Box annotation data

◇ ◇ ◇ ◇ ◇

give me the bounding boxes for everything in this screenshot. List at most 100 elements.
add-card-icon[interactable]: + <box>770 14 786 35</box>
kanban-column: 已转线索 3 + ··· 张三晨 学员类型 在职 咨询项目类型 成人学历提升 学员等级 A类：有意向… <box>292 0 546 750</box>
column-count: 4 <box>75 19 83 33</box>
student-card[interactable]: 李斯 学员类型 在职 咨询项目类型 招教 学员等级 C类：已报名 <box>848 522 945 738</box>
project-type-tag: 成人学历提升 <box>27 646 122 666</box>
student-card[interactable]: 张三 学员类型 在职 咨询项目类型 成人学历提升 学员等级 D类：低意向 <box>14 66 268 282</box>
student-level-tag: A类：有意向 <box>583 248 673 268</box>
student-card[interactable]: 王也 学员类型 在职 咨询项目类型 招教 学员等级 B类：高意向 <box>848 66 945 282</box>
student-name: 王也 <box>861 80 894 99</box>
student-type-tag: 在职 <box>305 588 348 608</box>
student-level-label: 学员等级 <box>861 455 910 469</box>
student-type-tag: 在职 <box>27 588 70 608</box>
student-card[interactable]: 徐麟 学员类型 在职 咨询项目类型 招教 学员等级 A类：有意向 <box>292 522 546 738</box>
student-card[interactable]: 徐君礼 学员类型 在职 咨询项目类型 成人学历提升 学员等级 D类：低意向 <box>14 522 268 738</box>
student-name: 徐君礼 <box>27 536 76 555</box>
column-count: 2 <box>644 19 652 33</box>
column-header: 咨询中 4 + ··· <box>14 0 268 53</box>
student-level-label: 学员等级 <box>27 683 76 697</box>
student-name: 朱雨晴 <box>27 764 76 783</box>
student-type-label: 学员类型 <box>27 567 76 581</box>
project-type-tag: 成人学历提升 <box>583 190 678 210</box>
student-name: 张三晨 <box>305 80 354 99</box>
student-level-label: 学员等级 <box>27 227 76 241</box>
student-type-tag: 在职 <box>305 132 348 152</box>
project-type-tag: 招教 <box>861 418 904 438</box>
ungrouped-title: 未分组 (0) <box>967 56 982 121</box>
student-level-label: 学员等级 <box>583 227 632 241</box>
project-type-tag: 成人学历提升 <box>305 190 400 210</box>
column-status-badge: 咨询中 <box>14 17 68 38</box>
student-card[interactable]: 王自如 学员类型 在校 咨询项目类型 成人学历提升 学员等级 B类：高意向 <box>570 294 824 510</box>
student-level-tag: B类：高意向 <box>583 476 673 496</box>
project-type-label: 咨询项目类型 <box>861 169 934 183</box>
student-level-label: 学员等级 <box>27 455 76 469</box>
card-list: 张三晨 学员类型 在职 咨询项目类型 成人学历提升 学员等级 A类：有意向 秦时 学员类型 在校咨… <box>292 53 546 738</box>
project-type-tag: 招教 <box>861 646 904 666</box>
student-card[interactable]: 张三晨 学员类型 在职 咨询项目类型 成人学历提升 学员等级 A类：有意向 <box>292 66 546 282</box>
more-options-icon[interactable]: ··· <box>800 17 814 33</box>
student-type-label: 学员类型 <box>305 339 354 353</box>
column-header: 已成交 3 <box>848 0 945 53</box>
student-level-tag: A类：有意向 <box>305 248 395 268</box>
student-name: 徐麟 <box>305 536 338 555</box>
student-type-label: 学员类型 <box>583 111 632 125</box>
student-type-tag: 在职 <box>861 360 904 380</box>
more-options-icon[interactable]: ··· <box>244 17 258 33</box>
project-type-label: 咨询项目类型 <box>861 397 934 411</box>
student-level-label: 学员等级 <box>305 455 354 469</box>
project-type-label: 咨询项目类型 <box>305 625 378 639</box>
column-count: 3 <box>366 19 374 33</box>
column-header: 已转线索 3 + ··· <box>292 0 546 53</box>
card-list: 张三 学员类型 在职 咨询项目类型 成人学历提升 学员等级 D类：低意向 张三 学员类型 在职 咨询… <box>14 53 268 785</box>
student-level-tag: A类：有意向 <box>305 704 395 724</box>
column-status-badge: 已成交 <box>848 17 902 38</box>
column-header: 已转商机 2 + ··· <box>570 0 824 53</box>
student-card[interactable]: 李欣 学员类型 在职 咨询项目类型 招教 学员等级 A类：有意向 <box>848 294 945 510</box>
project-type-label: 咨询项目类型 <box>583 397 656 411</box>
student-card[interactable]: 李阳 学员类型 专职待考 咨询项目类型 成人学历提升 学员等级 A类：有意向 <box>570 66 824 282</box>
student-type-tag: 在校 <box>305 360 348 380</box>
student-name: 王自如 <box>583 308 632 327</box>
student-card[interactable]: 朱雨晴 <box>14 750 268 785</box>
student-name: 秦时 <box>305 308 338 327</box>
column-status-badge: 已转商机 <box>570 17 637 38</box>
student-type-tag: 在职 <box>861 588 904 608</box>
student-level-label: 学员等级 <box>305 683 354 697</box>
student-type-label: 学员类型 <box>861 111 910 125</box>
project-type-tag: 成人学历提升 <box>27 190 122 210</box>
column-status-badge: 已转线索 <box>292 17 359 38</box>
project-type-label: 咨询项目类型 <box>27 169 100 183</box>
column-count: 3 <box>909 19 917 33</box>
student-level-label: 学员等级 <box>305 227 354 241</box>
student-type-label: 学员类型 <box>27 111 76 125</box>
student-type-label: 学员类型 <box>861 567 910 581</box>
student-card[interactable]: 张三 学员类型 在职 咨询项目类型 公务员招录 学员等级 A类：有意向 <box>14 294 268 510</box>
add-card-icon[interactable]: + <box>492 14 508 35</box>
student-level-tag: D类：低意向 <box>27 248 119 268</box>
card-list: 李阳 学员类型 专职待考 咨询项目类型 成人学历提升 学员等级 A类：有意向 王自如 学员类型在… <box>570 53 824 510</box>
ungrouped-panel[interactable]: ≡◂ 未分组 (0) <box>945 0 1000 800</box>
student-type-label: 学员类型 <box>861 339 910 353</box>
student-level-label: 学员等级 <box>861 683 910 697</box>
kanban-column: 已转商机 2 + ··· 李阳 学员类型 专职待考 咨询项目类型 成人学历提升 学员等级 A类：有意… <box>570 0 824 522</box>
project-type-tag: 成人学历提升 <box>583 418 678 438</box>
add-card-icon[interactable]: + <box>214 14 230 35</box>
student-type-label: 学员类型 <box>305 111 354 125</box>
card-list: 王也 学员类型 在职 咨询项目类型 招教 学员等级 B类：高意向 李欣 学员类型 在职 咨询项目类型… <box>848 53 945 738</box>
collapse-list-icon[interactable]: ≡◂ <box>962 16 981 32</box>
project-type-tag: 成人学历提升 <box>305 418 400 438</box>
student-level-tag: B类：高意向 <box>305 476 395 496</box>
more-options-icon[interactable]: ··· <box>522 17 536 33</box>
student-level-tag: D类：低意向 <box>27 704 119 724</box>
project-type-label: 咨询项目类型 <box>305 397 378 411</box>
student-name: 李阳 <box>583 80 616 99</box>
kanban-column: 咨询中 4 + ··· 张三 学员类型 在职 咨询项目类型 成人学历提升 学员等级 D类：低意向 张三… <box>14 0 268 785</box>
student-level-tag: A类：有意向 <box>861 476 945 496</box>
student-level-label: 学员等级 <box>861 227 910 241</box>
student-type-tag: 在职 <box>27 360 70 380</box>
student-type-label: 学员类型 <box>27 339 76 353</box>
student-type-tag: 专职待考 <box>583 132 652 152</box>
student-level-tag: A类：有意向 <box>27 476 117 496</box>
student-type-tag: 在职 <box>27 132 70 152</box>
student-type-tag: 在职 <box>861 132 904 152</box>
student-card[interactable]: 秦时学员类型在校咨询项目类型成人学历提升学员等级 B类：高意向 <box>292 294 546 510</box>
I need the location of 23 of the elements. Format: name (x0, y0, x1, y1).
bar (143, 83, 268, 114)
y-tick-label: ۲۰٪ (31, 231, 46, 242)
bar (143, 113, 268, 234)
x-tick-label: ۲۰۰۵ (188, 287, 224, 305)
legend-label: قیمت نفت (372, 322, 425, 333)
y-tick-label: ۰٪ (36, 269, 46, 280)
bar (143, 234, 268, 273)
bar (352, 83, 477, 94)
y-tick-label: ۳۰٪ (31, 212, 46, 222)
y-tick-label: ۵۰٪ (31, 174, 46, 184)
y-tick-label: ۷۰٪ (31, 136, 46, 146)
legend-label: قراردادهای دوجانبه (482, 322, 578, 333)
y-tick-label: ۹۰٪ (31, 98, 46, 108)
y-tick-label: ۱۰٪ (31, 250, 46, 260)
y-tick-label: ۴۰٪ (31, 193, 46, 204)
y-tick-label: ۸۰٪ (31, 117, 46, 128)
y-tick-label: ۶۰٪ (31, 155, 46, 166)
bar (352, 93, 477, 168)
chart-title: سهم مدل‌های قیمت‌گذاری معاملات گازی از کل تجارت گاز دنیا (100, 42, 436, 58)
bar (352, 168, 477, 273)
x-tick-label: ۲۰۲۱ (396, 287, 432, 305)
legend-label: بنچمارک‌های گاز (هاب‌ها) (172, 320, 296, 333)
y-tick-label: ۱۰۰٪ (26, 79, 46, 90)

◇ ◇ ◇ ◇ ◇

Rewrite the rows from the first one through the row containing "student-card[interactable]: 李斯 学员类型", replacing "kanban-column" with "board-column" and keeping everything else the same.

Full response:
give me the bounding boxes for everything in this screenshot. List at most 100 elements.
add-card-icon[interactable]: + <box>770 14 786 35</box>
board-column: 已转线索 3 + ··· 张三晨 学员类型 在职 咨询项目类型 成人学历提升 学员等级 A类：有意向… <box>292 0 546 750</box>
column-count: 4 <box>75 19 83 33</box>
student-card[interactable]: 李斯 学员类型 在职 咨询项目类型 招教 学员等级 C类：已报名 <box>848 522 945 738</box>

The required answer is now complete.